TASK DETAILS: Check each line of the records below and collect those that include the word "content".
═══ DATA ENTRIES ═══
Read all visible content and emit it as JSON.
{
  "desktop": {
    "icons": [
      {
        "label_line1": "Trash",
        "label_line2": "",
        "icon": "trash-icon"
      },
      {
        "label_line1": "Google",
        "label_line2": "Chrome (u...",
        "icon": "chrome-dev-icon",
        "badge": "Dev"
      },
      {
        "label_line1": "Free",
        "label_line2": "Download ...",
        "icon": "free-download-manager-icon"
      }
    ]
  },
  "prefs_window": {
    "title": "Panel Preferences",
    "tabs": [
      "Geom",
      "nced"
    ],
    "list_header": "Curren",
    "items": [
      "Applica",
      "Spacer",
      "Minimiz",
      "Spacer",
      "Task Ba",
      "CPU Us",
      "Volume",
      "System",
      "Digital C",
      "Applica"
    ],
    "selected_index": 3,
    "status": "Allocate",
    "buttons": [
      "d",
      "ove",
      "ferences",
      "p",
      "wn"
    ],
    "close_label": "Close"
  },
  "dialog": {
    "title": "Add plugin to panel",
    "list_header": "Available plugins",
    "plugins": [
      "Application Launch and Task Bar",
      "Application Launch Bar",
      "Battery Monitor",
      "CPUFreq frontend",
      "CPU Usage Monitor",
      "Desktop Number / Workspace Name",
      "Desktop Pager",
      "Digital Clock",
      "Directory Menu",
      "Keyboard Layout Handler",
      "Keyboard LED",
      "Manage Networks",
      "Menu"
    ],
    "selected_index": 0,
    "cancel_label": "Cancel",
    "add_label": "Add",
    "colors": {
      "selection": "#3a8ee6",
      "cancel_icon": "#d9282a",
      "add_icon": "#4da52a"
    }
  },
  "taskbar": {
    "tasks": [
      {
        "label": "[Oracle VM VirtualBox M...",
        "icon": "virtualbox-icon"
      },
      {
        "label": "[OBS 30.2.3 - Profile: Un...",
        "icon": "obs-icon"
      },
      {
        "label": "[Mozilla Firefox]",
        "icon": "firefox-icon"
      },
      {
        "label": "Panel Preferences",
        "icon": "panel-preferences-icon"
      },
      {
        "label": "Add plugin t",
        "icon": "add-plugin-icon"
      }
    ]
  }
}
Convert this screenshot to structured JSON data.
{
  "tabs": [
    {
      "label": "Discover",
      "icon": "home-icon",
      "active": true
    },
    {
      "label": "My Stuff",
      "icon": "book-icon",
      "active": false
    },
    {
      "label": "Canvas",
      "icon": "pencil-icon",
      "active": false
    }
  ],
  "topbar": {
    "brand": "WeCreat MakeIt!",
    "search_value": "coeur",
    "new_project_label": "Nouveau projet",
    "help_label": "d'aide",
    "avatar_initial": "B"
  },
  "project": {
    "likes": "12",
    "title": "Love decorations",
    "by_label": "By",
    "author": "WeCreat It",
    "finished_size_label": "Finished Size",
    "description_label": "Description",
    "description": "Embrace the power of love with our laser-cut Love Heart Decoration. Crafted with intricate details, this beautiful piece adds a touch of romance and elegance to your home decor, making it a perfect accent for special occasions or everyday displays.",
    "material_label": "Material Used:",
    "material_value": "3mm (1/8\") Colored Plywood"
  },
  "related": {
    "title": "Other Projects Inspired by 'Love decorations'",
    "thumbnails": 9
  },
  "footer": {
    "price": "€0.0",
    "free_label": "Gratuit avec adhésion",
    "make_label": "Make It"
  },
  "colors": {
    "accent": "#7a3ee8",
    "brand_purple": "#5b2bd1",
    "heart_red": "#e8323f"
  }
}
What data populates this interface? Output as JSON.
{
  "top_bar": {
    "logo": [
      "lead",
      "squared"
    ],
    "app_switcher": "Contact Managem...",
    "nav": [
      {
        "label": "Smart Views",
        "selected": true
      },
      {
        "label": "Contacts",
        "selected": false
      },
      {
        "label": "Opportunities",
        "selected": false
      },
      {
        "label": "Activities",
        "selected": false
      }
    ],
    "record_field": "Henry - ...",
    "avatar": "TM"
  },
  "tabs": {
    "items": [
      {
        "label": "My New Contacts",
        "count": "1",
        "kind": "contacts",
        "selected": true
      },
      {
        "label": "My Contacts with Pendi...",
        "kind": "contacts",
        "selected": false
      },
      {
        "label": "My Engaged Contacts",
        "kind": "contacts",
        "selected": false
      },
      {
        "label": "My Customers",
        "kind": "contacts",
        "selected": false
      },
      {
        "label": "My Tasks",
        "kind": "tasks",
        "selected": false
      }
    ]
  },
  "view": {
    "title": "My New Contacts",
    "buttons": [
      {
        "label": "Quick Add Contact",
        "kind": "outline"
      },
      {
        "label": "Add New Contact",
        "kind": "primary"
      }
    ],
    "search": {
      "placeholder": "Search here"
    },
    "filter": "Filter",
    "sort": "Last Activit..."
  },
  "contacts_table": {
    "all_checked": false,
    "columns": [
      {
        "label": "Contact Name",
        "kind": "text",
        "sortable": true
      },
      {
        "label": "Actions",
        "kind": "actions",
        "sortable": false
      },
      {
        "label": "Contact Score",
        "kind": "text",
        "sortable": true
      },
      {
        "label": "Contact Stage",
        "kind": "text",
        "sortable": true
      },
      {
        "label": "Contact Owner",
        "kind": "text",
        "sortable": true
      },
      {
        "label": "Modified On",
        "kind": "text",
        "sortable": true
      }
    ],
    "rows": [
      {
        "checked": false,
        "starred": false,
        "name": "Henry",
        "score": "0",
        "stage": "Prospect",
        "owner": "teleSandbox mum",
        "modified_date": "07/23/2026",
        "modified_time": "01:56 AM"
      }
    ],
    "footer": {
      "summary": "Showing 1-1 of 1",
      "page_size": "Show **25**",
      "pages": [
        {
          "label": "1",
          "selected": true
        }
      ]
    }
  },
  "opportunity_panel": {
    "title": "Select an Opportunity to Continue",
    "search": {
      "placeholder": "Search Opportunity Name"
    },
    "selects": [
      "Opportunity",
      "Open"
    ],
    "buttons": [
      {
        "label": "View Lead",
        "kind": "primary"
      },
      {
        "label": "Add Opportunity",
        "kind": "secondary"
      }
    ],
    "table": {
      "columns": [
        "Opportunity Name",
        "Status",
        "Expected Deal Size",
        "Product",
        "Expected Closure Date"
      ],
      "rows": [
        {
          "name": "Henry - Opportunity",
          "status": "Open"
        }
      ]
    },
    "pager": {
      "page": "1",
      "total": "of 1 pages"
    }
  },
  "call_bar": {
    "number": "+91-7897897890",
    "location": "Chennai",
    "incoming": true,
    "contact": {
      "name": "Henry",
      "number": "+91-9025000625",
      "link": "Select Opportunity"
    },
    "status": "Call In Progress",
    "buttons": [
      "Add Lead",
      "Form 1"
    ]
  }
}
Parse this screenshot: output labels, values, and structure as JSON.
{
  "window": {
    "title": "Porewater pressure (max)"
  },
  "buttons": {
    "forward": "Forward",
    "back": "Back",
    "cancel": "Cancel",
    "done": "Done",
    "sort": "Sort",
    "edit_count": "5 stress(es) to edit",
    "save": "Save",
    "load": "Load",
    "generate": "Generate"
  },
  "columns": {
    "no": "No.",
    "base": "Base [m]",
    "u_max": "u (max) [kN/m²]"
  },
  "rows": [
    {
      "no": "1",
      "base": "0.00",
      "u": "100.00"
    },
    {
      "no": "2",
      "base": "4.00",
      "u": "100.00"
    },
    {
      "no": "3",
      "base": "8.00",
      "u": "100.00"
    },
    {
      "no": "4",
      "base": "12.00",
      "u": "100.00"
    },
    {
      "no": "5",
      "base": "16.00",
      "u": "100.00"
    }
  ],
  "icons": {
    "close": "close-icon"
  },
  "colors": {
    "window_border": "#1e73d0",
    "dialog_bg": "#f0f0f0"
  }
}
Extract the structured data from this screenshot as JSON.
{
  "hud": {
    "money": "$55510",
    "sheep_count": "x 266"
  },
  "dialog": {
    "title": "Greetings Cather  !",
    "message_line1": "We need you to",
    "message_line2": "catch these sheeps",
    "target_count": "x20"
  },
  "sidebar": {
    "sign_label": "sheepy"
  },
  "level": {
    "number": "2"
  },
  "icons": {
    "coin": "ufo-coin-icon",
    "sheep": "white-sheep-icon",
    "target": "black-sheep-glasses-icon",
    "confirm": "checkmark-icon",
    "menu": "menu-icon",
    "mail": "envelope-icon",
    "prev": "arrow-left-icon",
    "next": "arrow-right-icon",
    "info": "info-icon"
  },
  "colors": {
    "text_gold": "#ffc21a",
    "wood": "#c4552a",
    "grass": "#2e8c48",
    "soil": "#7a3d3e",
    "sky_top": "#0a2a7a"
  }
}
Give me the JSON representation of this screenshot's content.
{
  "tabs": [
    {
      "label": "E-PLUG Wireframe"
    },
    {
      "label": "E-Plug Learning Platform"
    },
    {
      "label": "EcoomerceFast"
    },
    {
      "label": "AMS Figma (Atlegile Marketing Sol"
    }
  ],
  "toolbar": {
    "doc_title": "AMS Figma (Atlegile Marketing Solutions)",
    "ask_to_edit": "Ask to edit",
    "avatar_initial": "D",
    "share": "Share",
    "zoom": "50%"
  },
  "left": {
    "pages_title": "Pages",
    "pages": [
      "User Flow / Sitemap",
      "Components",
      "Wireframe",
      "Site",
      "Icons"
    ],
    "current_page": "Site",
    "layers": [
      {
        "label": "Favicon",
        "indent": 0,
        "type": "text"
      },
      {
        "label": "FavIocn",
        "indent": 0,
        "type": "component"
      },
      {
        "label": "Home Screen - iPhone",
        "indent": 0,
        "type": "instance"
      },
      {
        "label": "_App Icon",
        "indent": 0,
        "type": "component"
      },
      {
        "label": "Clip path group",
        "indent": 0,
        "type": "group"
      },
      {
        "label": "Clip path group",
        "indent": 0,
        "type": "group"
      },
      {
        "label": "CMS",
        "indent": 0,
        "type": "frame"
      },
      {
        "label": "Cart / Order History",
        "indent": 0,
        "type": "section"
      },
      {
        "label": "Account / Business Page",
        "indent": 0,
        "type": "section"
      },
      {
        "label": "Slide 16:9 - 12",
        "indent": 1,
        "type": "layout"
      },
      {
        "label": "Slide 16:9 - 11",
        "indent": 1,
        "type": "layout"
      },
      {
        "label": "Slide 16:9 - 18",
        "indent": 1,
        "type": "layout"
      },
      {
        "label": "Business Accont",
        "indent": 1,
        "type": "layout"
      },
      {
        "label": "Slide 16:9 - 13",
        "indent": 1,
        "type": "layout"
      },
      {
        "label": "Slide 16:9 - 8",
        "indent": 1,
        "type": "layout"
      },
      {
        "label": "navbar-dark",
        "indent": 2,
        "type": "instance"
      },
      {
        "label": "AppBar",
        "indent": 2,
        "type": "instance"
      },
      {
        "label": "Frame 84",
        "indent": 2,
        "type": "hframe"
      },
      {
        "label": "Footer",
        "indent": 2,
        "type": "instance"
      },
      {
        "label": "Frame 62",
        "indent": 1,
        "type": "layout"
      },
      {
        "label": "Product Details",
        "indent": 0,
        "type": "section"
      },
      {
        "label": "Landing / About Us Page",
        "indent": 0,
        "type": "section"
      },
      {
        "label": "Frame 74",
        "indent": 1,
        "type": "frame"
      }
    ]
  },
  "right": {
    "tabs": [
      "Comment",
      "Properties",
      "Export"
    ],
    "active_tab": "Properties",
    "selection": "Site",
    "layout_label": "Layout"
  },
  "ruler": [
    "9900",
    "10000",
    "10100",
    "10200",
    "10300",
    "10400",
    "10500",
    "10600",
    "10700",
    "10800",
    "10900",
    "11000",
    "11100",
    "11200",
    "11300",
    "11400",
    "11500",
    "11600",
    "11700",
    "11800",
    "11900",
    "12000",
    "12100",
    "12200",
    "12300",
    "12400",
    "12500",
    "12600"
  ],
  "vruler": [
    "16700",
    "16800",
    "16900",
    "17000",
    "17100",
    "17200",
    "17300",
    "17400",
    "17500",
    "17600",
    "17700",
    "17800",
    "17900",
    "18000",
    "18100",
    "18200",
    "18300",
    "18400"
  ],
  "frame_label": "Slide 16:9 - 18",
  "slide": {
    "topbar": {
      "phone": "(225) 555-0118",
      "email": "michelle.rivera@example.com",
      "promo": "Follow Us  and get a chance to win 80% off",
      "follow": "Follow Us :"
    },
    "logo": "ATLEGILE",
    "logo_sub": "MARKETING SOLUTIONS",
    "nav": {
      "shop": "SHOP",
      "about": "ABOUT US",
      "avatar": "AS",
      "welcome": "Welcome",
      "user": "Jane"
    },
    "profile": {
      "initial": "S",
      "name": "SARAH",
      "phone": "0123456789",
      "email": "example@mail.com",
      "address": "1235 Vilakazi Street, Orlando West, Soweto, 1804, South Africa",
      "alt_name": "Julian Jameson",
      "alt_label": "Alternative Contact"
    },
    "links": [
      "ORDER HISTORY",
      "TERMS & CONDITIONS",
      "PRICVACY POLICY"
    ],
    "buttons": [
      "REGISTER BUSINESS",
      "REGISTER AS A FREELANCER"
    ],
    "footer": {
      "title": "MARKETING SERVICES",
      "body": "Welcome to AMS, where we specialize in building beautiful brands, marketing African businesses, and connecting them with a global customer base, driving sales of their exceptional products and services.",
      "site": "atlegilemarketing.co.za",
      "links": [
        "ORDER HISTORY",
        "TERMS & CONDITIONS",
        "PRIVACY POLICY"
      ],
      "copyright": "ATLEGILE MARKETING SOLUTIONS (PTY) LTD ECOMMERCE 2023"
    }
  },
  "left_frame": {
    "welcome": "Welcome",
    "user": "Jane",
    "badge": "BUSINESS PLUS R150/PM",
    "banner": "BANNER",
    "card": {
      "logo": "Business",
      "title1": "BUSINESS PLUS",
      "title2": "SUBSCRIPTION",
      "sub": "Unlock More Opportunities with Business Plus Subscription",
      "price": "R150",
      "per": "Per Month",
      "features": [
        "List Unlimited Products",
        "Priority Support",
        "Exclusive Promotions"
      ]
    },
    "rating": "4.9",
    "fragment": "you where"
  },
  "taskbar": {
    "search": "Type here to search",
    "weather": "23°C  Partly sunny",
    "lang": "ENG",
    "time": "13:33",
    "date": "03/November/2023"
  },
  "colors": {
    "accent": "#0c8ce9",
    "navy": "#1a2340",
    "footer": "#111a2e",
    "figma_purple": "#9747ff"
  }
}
═══
FULL RESPONSE:
Read all visible content and emit it as JSON.
Give me the JSON representation of this screenshot's content.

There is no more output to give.